→ **PROMPT**
Identify every line in the records below that contains the word "title", and reproduce each one.

→ **PROVIDED RECORDS**

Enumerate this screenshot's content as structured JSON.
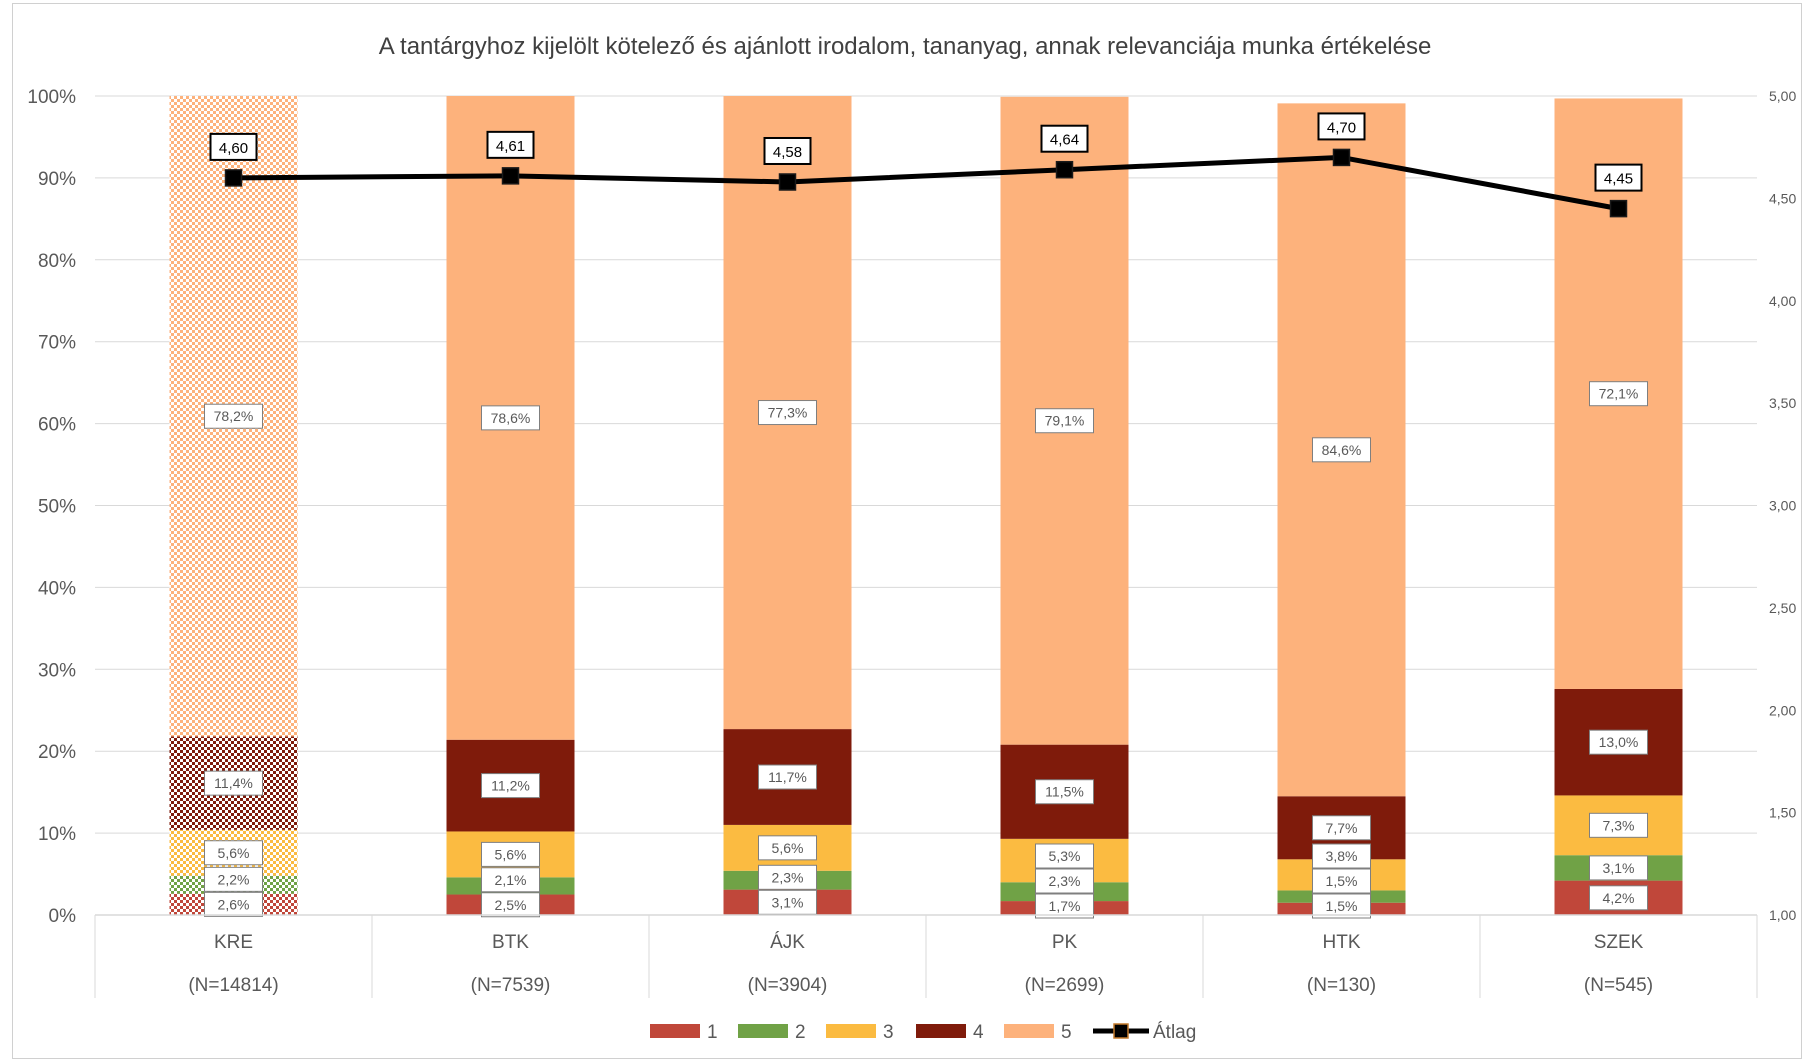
{
  "chart_data": {
    "type": "bar",
    "stacked": true,
    "title": "A tantárgyhoz kijelölt kötelező és ajánlott irodalom, tananyag, annak relevanciája munka értékelése",
    "categories": [
      "KRE",
      "BTK",
      "ÁJK",
      "PK",
      "HTK",
      "SZEK"
    ],
    "category_counts": [
      "(N=14814)",
      "(N=7539)",
      "(N=3904)",
      "(N=2699)",
      "(N=130)",
      "(N=545)"
    ],
    "y_left": {
      "min": 0,
      "max": 100,
      "ticks": [
        "0%",
        "10%",
        "20%",
        "30%",
        "40%",
        "50%",
        "60%",
        "70%",
        "80%",
        "90%",
        "100%"
      ]
    },
    "y_right": {
      "min": 1.0,
      "max": 5.0,
      "ticks": [
        "1,00",
        "1,50",
        "2,00",
        "2,50",
        "3,00",
        "3,50",
        "4,00",
        "4,50",
        "5,00"
      ]
    },
    "grid": true,
    "legend_position": "bottom",
    "series": [
      {
        "name": "1",
        "color": "#c0473a",
        "values": [
          2.6,
          2.5,
          3.1,
          1.7,
          1.5,
          4.2
        ],
        "labels": [
          "2,6%",
          "2,5%",
          "3,1%",
          "1,7%",
          "1,5%",
          "4,2%"
        ]
      },
      {
        "name": "2",
        "color": "#70a246",
        "values": [
          2.2,
          2.1,
          2.3,
          2.3,
          1.5,
          3.1
        ],
        "labels": [
          "2,2%",
          "2,1%",
          "2,3%",
          "2,3%",
          "1,5%",
          "3,1%"
        ]
      },
      {
        "name": "3",
        "color": "#fbbb41",
        "values": [
          5.6,
          5.6,
          5.6,
          5.3,
          3.8,
          7.3
        ],
        "labels": [
          "5,6%",
          "5,6%",
          "5,6%",
          "5,3%",
          "3,8%",
          "7,3%"
        ]
      },
      {
        "name": "4",
        "color": "#7f1b0b",
        "values": [
          11.4,
          11.2,
          11.7,
          11.5,
          7.7,
          13.0
        ],
        "labels": [
          "11,4%",
          "11,2%",
          "11,7%",
          "11,5%",
          "7,7%",
          "13,0%"
        ]
      },
      {
        "name": "5",
        "color": "#fdb27c",
        "values": [
          78.2,
          78.6,
          77.3,
          79.1,
          84.6,
          72.1
        ],
        "labels": [
          "78,2%",
          "78,6%",
          "77,3%",
          "79,1%",
          "84,6%",
          "72,1%"
        ]
      }
    ],
    "line_series": {
      "name": "Átlag",
      "axis": "right",
      "color": "#000000",
      "values": [
        4.6,
        4.61,
        4.58,
        4.64,
        4.7,
        4.45
      ],
      "labels": [
        "4,60",
        "4,61",
        "4,58",
        "4,64",
        "4,70",
        "4,45"
      ]
    },
    "patterned_category": "KRE"
  }
}
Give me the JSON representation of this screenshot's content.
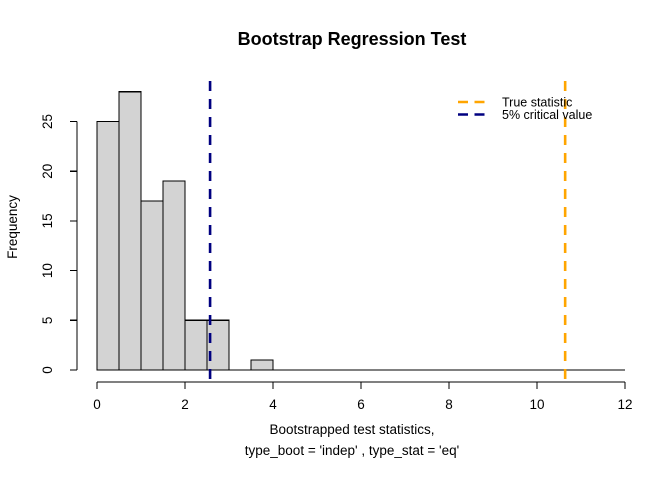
{
  "window": {
    "background": "#FFFFFF"
  },
  "chart_data": {
    "type": "bar",
    "subtype": "histogram",
    "title": "Bootstrap Regression Test",
    "ylabel": "Frequency",
    "xlabel_lines": [
      "Bootstrapped test statistics,",
      "type_boot = 'indep' , type_stat = 'eq'"
    ],
    "bins": {
      "start": 0,
      "bin_width": 0.5,
      "counts": [
        25,
        28,
        17,
        19,
        5,
        5,
        0,
        1
      ]
    },
    "baseline_extent": [
      0,
      12
    ],
    "xlim": [
      0,
      12
    ],
    "ylim": [
      0,
      28
    ],
    "x_ticks": [
      0,
      2,
      4,
      6,
      8,
      10,
      12
    ],
    "y_ticks": [
      0,
      5,
      10,
      15,
      20,
      25
    ],
    "grid": false,
    "bar_fill": "#D3D3D3",
    "bar_stroke": "#000000",
    "axis_color": "#000000",
    "vlines": [
      {
        "label": "True statistic",
        "x": 10.64,
        "color": "#FFA500",
        "style": "dashed"
      },
      {
        "label": "5% critical value",
        "x": 2.57,
        "color": "#000080",
        "style": "dashed"
      }
    ],
    "legend": {
      "position": "topright",
      "items": [
        {
          "label": "True statistic",
          "color": "#FFA500",
          "line_style": "dashed"
        },
        {
          "label": "5% critical value",
          "color": "#000080",
          "line_style": "dashed"
        }
      ]
    }
  }
}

→ **SOLUTION BELOW**
    "title": "A tantárgyhoz kijelölt kötelező és ajánlott irodalom, tananyag, annak relevanciája munka értékelése",
    "title": "Bootstrap Regression Test",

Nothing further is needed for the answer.